__Aim__
Transcribe the records below exactly, leaving out any pictures.

__Raw records__
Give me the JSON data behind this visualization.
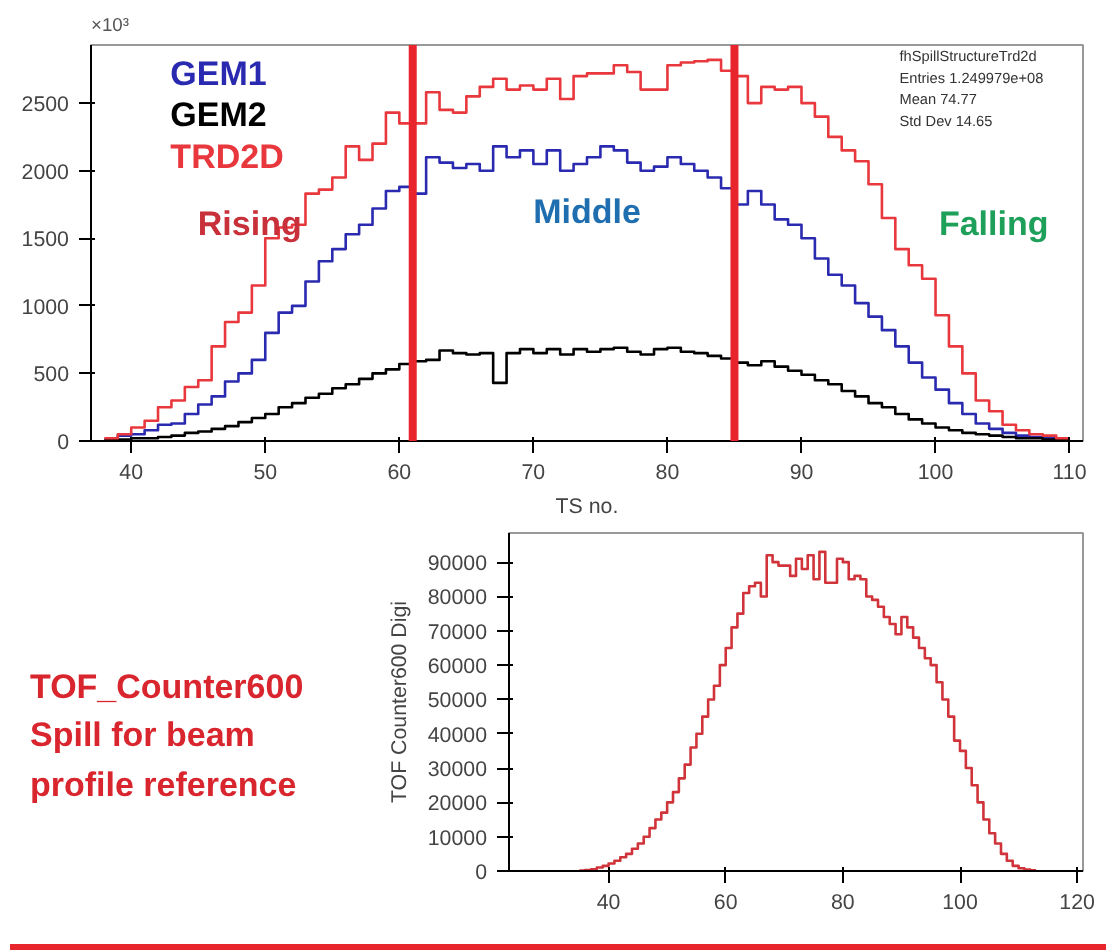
{
  "chart_data": [
    {
      "type": "histogram",
      "xlabel": "TS no.",
      "legend": "top left",
      "grid": false,
      "xlim": [
        37,
        111
      ],
      "xticks": [
        40,
        50,
        60,
        70,
        80,
        90,
        100,
        110
      ],
      "ylim": [
        0,
        2930
      ],
      "yticks": [
        0,
        500,
        1000,
        1500,
        2000,
        2500
      ],
      "bins": [
        38,
        39,
        40,
        41,
        42,
        43,
        44,
        45,
        46,
        47,
        48,
        49,
        50,
        51,
        52,
        53,
        54,
        55,
        56,
        57,
        58,
        59,
        60,
        61,
        62,
        63,
        64,
        65,
        66,
        67,
        68,
        69,
        70,
        71,
        72,
        73,
        74,
        75,
        76,
        77,
        78,
        79,
        80,
        81,
        82,
        83,
        84,
        85,
        86,
        87,
        88,
        89,
        90,
        91,
        92,
        93,
        94,
        95,
        96,
        97,
        98,
        99,
        100,
        101,
        102,
        103,
        104,
        105,
        106,
        107,
        108,
        109,
        110
      ],
      "series": [
        {
          "name": "GEM1",
          "color": "#2a2ab0",
          "values": [
            10,
            40,
            50,
            80,
            120,
            130,
            200,
            270,
            330,
            440,
            500,
            600,
            800,
            950,
            1000,
            1180,
            1330,
            1420,
            1530,
            1600,
            1720,
            1850,
            1880,
            1830,
            2100,
            2060,
            2020,
            2050,
            2000,
            2180,
            2100,
            2150,
            2050,
            2150,
            2000,
            2050,
            2100,
            2180,
            2150,
            2060,
            2000,
            2030,
            2100,
            2050,
            2000,
            1950,
            1870,
            1750,
            1850,
            1750,
            1640,
            1600,
            1500,
            1350,
            1230,
            1150,
            1020,
            920,
            820,
            700,
            580,
            470,
            380,
            280,
            200,
            130,
            90,
            60,
            40,
            30,
            20,
            10
          ]
        },
        {
          "name": "GEM2",
          "color": "#000000",
          "values": [
            10,
            10,
            20,
            20,
            30,
            40,
            60,
            70,
            90,
            110,
            140,
            170,
            200,
            250,
            280,
            320,
            350,
            390,
            420,
            460,
            500,
            530,
            570,
            590,
            600,
            670,
            650,
            640,
            650,
            430,
            650,
            680,
            650,
            680,
            640,
            680,
            660,
            680,
            690,
            660,
            640,
            680,
            690,
            660,
            650,
            630,
            610,
            580,
            560,
            590,
            550,
            520,
            490,
            450,
            420,
            370,
            330,
            280,
            250,
            200,
            160,
            130,
            100,
            80,
            60,
            50,
            40,
            30,
            20,
            20,
            10,
            10
          ]
        },
        {
          "name": "TRD2D",
          "color": "#e8383d",
          "values": [
            20,
            50,
            100,
            150,
            250,
            300,
            400,
            450,
            700,
            880,
            950,
            1150,
            1500,
            1580,
            1600,
            1830,
            1860,
            1950,
            2180,
            2080,
            2200,
            2430,
            2350,
            2350,
            2580,
            2450,
            2430,
            2550,
            2620,
            2680,
            2600,
            2630,
            2600,
            2680,
            2530,
            2700,
            2720,
            2720,
            2780,
            2730,
            2600,
            2600,
            2780,
            2800,
            2810,
            2820,
            2740,
            2700,
            2500,
            2620,
            2600,
            2620,
            2500,
            2400,
            2250,
            2150,
            2070,
            1900,
            1650,
            1420,
            1300,
            1200,
            930,
            700,
            500,
            300,
            220,
            120,
            80,
            50,
            40,
            20
          ]
        }
      ],
      "ref_lines": [
        {
          "axis": "x",
          "value": 61,
          "color": "#e8242c"
        },
        {
          "axis": "x",
          "value": 85,
          "color": "#e8242c"
        }
      ],
      "annotations": [
        "×10³",
        "Rising",
        "Middle",
        "Falling",
        "fhSpillStructureTrd2d",
        "Entries 1.249979e+08",
        "Mean 74.77",
        "Std Dev 14.65"
      ]
    },
    {
      "type": "histogram",
      "ylabel": "TOF Counter600 Digi",
      "grid": false,
      "xlim": [
        23,
        121
      ],
      "xticks": [
        40,
        60,
        80,
        100,
        120
      ],
      "ylim": [
        0,
        98500
      ],
      "yticks": [
        0,
        10000,
        20000,
        30000,
        40000,
        50000,
        60000,
        70000,
        80000,
        90000
      ],
      "bins": [
        35,
        36,
        37,
        38,
        39,
        40,
        41,
        42,
        43,
        44,
        45,
        46,
        47,
        48,
        49,
        50,
        51,
        52,
        53,
        54,
        55,
        56,
        57,
        58,
        59,
        60,
        61,
        62,
        63,
        64,
        65,
        66,
        67,
        68,
        69,
        70,
        71,
        72,
        73,
        74,
        75,
        76,
        77,
        78,
        79,
        80,
        81,
        82,
        83,
        84,
        85,
        86,
        87,
        88,
        89,
        90,
        91,
        92,
        93,
        94,
        95,
        96,
        97,
        98,
        99,
        100,
        101,
        102,
        103,
        104,
        105,
        106,
        107,
        108,
        109,
        110,
        111,
        112,
        113
      ],
      "series": [
        {
          "color": "#d0343a",
          "values": [
            100,
            300,
            500,
            1000,
            1500,
            2200,
            3000,
            4000,
            5000,
            6500,
            8000,
            10000,
            12500,
            15000,
            17000,
            20000,
            23000,
            27000,
            31000,
            36000,
            40000,
            45000,
            50000,
            54000,
            60000,
            65000,
            71000,
            75000,
            81000,
            83000,
            84000,
            80000,
            92000,
            90000,
            89000,
            89000,
            86000,
            91000,
            88000,
            92000,
            85000,
            93000,
            84000,
            84000,
            91000,
            90000,
            85000,
            86000,
            85000,
            80000,
            79000,
            77000,
            74000,
            72000,
            69000,
            74000,
            71000,
            68000,
            65000,
            62000,
            60000,
            55000,
            50000,
            45000,
            38000,
            35000,
            30000,
            25000,
            20000,
            15000,
            11000,
            8000,
            5000,
            3000,
            1500,
            800,
            400,
            200
          ]
        }
      ],
      "annotations": [
        "TOF_Counter600\nSpill for beam\nprofile reference"
      ]
    }
  ]
}
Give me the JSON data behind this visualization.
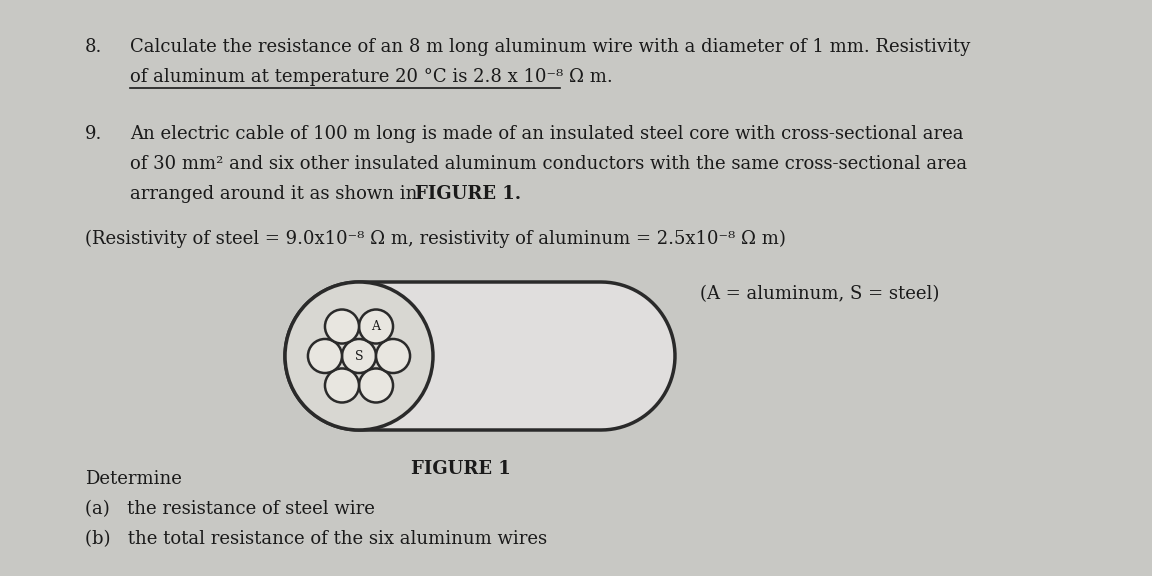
{
  "bg_color": "#c8c8c4",
  "page_color": "#dcdbd6",
  "text_color": "#1a1a1a",
  "fig_width": 11.52,
  "fig_height": 5.76,
  "q8_number": "8.",
  "q8_line1": "Calculate the resistance of an 8 m long aluminum wire with a diameter of 1 mm. Resistivity",
  "q8_line2": "of aluminum at temperature 20 °C is 2.8 x 10⁻⁸ Ω m.",
  "q9_number": "9.",
  "q9_line1": "An electric cable of 100 m long is made of an insulated steel core with cross-sectional area",
  "q9_line2": "of 30 mm² and six other insulated aluminum conductors with the same cross-sectional area",
  "q9_line3": "arranged around it as shown in ",
  "q9_bold": "FIGURE 1.",
  "resistivity_line": "(Resistivity of steel = 9.0x10⁻⁸ Ω m, resistivity of aluminum = 2.5x10⁻⁸ Ω m)",
  "legend_text": "(A = aluminum, S = steel)",
  "figure_label": "FIGURE 1",
  "determine_text": "Determine",
  "part_a": "(a)   the resistance of steel wire",
  "part_b": "(b)   the total resistance of the six aluminum wires",
  "wire_facecolor": "#e8e6e0",
  "wire_edgecolor": "#2a2a2a",
  "cable_facecolor": "#e0dedd",
  "cable_edgecolor": "#2a2a2a"
}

__The reply__
Give me the JSON data behind this visualization.
{
  "chart_data": [
    {
      "type": "histogram",
      "xlabel": "TS no.",
      "legend": "top left",
      "grid": false,
      "xlim": [
        37,
        111
      ],
      "xticks": [
        40,
        50,
        60,
        70,
        80,
        90,
        100,
        110
      ],
      "ylim": [
        0,
        2930
      ],
      "yticks": [
        0,
        500,
        1000,
        1500,
        2000,
        2500
      ],
      "bins": [
        38,
        39,
        40,
        41,
        42,
        43,
        44,
        45,
        46,
        47,
        48,
        49,
        50,
        51,
        52,
        53,
        54,
        55,
        56,
        57,
        58,
        59,
        60,
        61,
        62,
        63,
        64,
        65,
        66,
        67,
        68,
        69,
        70,
        71,
        72,
        73,
        74,
        75,
        76,
        77,
        78,
        79,
        80,
        81,
        82,
        83,
        84,
        85,
        86,
        87,
        88,
        89,
        90,
        91,
        92,
        93,
        94,
        95,
        96,
        97,
        98,
        99,
        100,
        101,
        102,
        103,
        104,
        105,
        106,
        107,
        108,
        109,
        110
      ],
      "series": [
        {
          "name": "GEM1",
          "color": "#2a2ab0",
          "values": [
            10,
            40,
            50,
            80,
            120,
            130,
            200,
            270,
            330,
            440,
            500,
            600,
            800,
            950,
            1000,
            1180,
            1330,
            1420,
            1530,
            1600,
            1720,
            1850,
            1880,
            1830,
            2100,
            2060,
            2020,
            2050,
            2000,
            2180,
            2100,
            2150,
            2050,
            2150,
            2000,
            2050,
            2100,
            2180,
            2150,
            2060,
            2000,
            2030,
            2100,
            2050,
            2000,
            1950,
            1870,
            1750,
            1850,
            1750,
            1640,
            1600,
            1500,
            1350,
            1230,
            1150,
            1020,
            920,
            820,
            700,
            580,
            470,
            380,
            280,
            200,
            130,
            90,
            60,
            40,
            30,
            20,
            10
          ]
        },
        {
          "name": "GEM2",
          "color": "#000000",
          "values": [
            10,
            10,
            20,
            20,
            30,
            40,
            60,
            70,
            90,
            110,
            140,
            170,
            200,
            250,
            280,
            320,
            350,
            390,
            420,
            460,
            500,
            530,
            570,
            590,
            600,
            670,
            650,
            640,
            650,
            430,
            650,
            680,
            650,
            680,
            640,
            680,
            660,
            680,
            690,
            660,
            640,
            680,
            690,
            660,
            650,
            630,
            610,
            580,
            560,
            590,
            550,
            520,
            490,
            450,
            420,
            370,
            330,
            280,
            250,
            200,
            160,
            130,
            100,
            80,
            60,
            50,
            40,
            30,
            20,
            20,
            10,
            10
          ]
        },
        {
          "name": "TRD2D",
          "color": "#e8383d",
          "values": [
            20,
            50,
            100,
            150,
            250,
            300,
            400,
            450,
            700,
            880,
            950,
            1150,
            1500,
            1580,
            1600,
            1830,
            1860,
            1950,
            2180,
            2080,
            2200,
            2430,
            2350,
            2350,
            2580,
            2450,
            2430,
            2550,
            2620,
            2680,
            2600,
            2630,
            2600,
            2680,
            2530,
            2700,
            2720,
            2720,
            2780,
            2730,
            2600,
            2600,
            2780,
            2800,
            2810,
            2820,
            2740,
            2700,
            2500,
            2620,
            2600,
            2620,
            2500,
            2400,
            2250,
            2150,
            2070,
            1900,
            1650,
            1420,
            1300,
            1200,
            930,
            700,
            500,
            300,
            220,
            120,
            80,
            50,
            40,
            20
          ]
        }
      ],
      "ref_lines": [
        {
          "axis": "x",
          "value": 61,
          "color": "#e8242c"
        },
        {
          "axis": "x",
          "value": 85,
          "color": "#e8242c"
        }
      ],
      "annotations": [
        "×10³",
        "Rising",
        "Middle",
        "Falling",
        "fhSpillStructureTrd2d",
        "Entries 1.249979e+08",
        "Mean 74.77",
        "Std Dev 14.65"
      ]
    },
    {
      "type": "histogram",
      "ylabel": "TOF Counter600 Digi",
      "grid": false,
      "xlim": [
        23,
        121
      ],
      "xticks": [
        40,
        60,
        80,
        100,
        120
      ],
      "ylim": [
        0,
        98500
      ],
      "yticks": [
        0,
        10000,
        20000,
        30000,
        40000,
        50000,
        60000,
        70000,
        80000,
        90000
      ],
      "bins": [
        35,
        36,
        37,
        38,
        39,
        40,
        41,
        42,
        43,
        44,
        45,
        46,
        47,
        48,
        49,
        50,
        51,
        52,
        53,
        54,
        55,
        56,
        57,
        58,
        59,
        60,
        61,
        62,
        63,
        64,
        65,
        66,
        67,
        68,
        69,
        70,
        71,
        72,
        73,
        74,
        75,
        76,
        77,
        78,
        79,
        80,
        81,
        82,
        83,
        84,
        85,
        86,
        87,
        88,
        89,
        90,
        91,
        92,
        93,
        94,
        95,
        96,
        97,
        98,
        99,
        100,
        101,
        102,
        103,
        104,
        105,
        106,
        107,
        108,
        109,
        110,
        111,
        112,
        113
      ],
      "series": [
        {
          "color": "#d0343a",
          "values": [
            100,
            300,
            500,
            1000,
            1500,
            2200,
            3000,
            4000,
            5000,
            6500,
            8000,
            10000,
            12500,
            15000,
            17000,
            20000,
            23000,
            27000,
            31000,
            36000,
            40000,
            45000,
            50000,
            54000,
            60000,
            65000,
            71000,
            75000,
            81000,
            83000,
            84000,
            80000,
            92000,
            90000,
            89000,
            89000,
            86000,
            91000,
            88000,
            92000,
            85000,
            93000,
            84000,
            84000,
            91000,
            90000,
            85000,
            86000,
            85000,
            80000,
            79000,
            77000,
            74000,
            72000,
            69000,
            74000,
            71000,
            68000,
            65000,
            62000,
            60000,
            55000,
            50000,
            45000,
            38000,
            35000,
            30000,
            25000,
            20000,
            15000,
            11000,
            8000,
            5000,
            3000,
            1500,
            800,
            400,
            200
          ]
        }
      ],
      "annotations": [
        "TOF_Counter600\nSpill for beam\nprofile reference"
      ]
    }
  ]
}
Give me the JSON data behind this visualization.
{
  "bg_color": "#c8c8c4",
  "page_color": "#dcdbd6",
  "text_color": "#1a1a1a",
  "fig_width": 11.52,
  "fig_height": 5.76,
  "q8_number": "8.",
  "q8_line1": "Calculate the resistance of an 8 m long aluminum wire with a diameter of 1 mm. Resistivity",
  "q8_line2": "of aluminum at temperature 20 °C is 2.8 x 10⁻⁸ Ω m.",
  "q9_number": "9.",
  "q9_line1": "An electric cable of 100 m long is made of an insulated steel core with cross-sectional area",
  "q9_line2": "of 30 mm² and six other insulated aluminum conductors with the same cross-sectional area",
  "q9_line3": "arranged around it as shown in ",
  "q9_bold": "FIGURE 1.",
  "resistivity_line": "(Resistivity of steel = 9.0x10⁻⁸ Ω m, resistivity of aluminum = 2.5x10⁻⁸ Ω m)",
  "legend_text": "(A = aluminum, S = steel)",
  "figure_label": "FIGURE 1",
  "determine_text": "Determine",
  "part_a": "(a)   the resistance of steel wire",
  "part_b": "(b)   the total resistance of the six aluminum wires",
  "wire_facecolor": "#e8e6e0",
  "wire_edgecolor": "#2a2a2a",
  "cable_facecolor": "#e0dedd",
  "cable_edgecolor": "#2a2a2a"
}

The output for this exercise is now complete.